## What to do
Copy out every line of the material below verbatim, in the same order, without changing any character.

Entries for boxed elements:

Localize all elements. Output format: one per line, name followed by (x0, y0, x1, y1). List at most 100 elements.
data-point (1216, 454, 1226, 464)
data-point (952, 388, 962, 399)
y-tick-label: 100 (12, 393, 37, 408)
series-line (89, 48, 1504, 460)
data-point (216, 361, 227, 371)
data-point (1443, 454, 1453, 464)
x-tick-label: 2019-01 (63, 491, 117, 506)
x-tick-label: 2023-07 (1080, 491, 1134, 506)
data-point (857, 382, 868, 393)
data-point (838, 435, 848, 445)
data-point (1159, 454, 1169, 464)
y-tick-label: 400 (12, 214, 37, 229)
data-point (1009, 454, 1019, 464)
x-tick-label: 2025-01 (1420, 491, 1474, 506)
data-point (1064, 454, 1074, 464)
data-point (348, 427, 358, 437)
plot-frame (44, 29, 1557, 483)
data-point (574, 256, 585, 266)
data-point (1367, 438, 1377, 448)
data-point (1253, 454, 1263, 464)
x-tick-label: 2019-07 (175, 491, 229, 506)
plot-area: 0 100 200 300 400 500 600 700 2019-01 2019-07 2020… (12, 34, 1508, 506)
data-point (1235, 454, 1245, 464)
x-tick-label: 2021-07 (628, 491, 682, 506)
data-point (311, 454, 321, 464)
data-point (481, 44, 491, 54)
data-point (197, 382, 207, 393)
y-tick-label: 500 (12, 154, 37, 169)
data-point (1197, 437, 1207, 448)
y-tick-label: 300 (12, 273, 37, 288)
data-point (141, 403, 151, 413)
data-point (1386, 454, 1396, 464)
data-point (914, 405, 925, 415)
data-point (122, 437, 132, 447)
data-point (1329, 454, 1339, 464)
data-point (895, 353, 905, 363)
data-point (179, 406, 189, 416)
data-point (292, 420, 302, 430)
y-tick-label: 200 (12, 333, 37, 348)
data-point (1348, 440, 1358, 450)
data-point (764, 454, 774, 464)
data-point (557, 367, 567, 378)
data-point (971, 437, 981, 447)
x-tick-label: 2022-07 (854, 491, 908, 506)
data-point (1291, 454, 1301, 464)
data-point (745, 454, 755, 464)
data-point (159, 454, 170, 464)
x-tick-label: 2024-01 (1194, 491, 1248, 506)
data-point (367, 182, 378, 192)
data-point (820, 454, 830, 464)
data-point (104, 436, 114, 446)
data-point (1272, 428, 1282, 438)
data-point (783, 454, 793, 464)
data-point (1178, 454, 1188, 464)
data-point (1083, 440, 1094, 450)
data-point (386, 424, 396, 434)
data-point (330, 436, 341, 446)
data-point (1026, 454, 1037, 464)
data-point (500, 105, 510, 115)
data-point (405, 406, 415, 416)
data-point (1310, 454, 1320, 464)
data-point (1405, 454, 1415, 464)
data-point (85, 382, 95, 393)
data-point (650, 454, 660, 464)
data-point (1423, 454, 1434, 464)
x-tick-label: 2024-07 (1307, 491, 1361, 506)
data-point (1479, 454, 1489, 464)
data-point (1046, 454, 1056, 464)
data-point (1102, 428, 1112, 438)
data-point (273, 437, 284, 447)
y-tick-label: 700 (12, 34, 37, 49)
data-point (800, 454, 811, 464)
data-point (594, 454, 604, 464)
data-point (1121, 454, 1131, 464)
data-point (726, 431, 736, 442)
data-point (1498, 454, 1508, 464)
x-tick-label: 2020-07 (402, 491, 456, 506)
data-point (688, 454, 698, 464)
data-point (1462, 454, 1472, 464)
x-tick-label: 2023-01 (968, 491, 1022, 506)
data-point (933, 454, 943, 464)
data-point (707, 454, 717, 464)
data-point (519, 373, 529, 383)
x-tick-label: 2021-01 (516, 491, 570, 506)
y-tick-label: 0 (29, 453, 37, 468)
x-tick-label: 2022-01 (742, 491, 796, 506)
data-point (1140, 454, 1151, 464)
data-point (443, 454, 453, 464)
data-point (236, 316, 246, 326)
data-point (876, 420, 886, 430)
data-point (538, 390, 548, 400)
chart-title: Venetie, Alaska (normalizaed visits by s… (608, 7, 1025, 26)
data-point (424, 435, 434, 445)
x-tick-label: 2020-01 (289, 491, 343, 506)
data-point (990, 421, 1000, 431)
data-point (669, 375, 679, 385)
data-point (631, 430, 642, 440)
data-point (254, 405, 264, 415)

## Answer to this exercise
Localize all elements. Output format: one per line, name followed by (x0, y0, x1, y1). List at most 100 elements.
data-point (1216, 454, 1226, 464)
data-point (952, 388, 962, 399)
y-tick-label: 100 (12, 393, 37, 408)
series-line (89, 48, 1504, 460)
data-point (216, 361, 227, 371)
data-point (1443, 454, 1453, 464)
x-tick-label: 2019-01 (63, 491, 117, 506)
x-tick-label: 2023-07 (1080, 491, 1134, 506)
data-point (857, 382, 868, 393)
data-point (838, 435, 848, 445)
data-point (1159, 454, 1169, 464)
y-tick-label: 400 (12, 214, 37, 229)
data-point (1009, 454, 1019, 464)
x-tick-label: 2025-01 (1420, 491, 1474, 506)
data-point (1064, 454, 1074, 464)
data-point (348, 427, 358, 437)
plot-frame (44, 29, 1557, 483)
data-point (574, 256, 585, 266)
data-point (1367, 438, 1377, 448)
data-point (1253, 454, 1263, 464)
x-tick-label: 2019-07 (175, 491, 229, 506)
plot-area: 0 100 200 300 400 500 600 700 2019-01 2019-07 2020… (12, 34, 1508, 506)
data-point (1235, 454, 1245, 464)
x-tick-label: 2021-07 (628, 491, 682, 506)
data-point (311, 454, 321, 464)
data-point (481, 44, 491, 54)
data-point (197, 382, 207, 393)
y-tick-label: 500 (12, 154, 37, 169)
data-point (1197, 437, 1207, 448)
y-tick-label: 300 (12, 273, 37, 288)
data-point (141, 403, 151, 413)
data-point (1386, 454, 1396, 464)
data-point (914, 405, 925, 415)
data-point (122, 437, 132, 447)
data-point (1329, 454, 1339, 464)
data-point (895, 353, 905, 363)
data-point (179, 406, 189, 416)
data-point (292, 420, 302, 430)
y-tick-label: 200 (12, 333, 37, 348)
data-point (1348, 440, 1358, 450)
data-point (764, 454, 774, 464)
data-point (557, 367, 567, 378)
data-point (971, 437, 981, 447)
x-tick-label: 2022-07 (854, 491, 908, 506)
data-point (1291, 454, 1301, 464)
data-point (745, 454, 755, 464)
data-point (159, 454, 170, 464)
x-tick-label: 2024-01 (1194, 491, 1248, 506)
data-point (367, 182, 378, 192)
data-point (820, 454, 830, 464)
data-point (104, 436, 114, 446)
data-point (1272, 428, 1282, 438)
data-point (783, 454, 793, 464)
data-point (1178, 454, 1188, 464)
data-point (1083, 440, 1094, 450)
data-point (386, 424, 396, 434)
data-point (330, 436, 341, 446)
data-point (1026, 454, 1037, 464)
data-point (500, 105, 510, 115)
data-point (405, 406, 415, 416)
data-point (1310, 454, 1320, 464)
data-point (1405, 454, 1415, 464)
data-point (85, 382, 95, 393)
data-point (650, 454, 660, 464)
data-point (1423, 454, 1434, 464)
x-tick-label: 2024-07 (1307, 491, 1361, 506)
data-point (1479, 454, 1489, 464)
data-point (1046, 454, 1056, 464)
data-point (1102, 428, 1112, 438)
data-point (273, 437, 284, 447)
y-tick-label: 700 (12, 34, 37, 49)
data-point (800, 454, 811, 464)
data-point (594, 454, 604, 464)
data-point (1121, 454, 1131, 464)
data-point (726, 431, 736, 442)
data-point (1498, 454, 1508, 464)
x-tick-label: 2020-07 (402, 491, 456, 506)
data-point (688, 454, 698, 464)
data-point (1462, 454, 1472, 464)
x-tick-label: 2023-01 (968, 491, 1022, 506)
data-point (933, 454, 943, 464)
data-point (707, 454, 717, 464)
data-point (519, 373, 529, 383)
x-tick-label: 2021-01 (516, 491, 570, 506)
y-tick-label: 0 (29, 453, 37, 468)
x-tick-label: 2022-01 (742, 491, 796, 506)
data-point (1140, 454, 1151, 464)
data-point (443, 454, 453, 464)
data-point (236, 316, 246, 326)
data-point (876, 420, 886, 430)
data-point (538, 390, 548, 400)
chart-title: Venetie, Alaska (normalizaed visits by s… (608, 7, 1025, 26)
data-point (424, 435, 434, 445)
x-tick-label: 2020-01 (289, 491, 343, 506)
data-point (990, 421, 1000, 431)
data-point (669, 375, 679, 385)
data-point (631, 430, 642, 440)
data-point (254, 405, 264, 415)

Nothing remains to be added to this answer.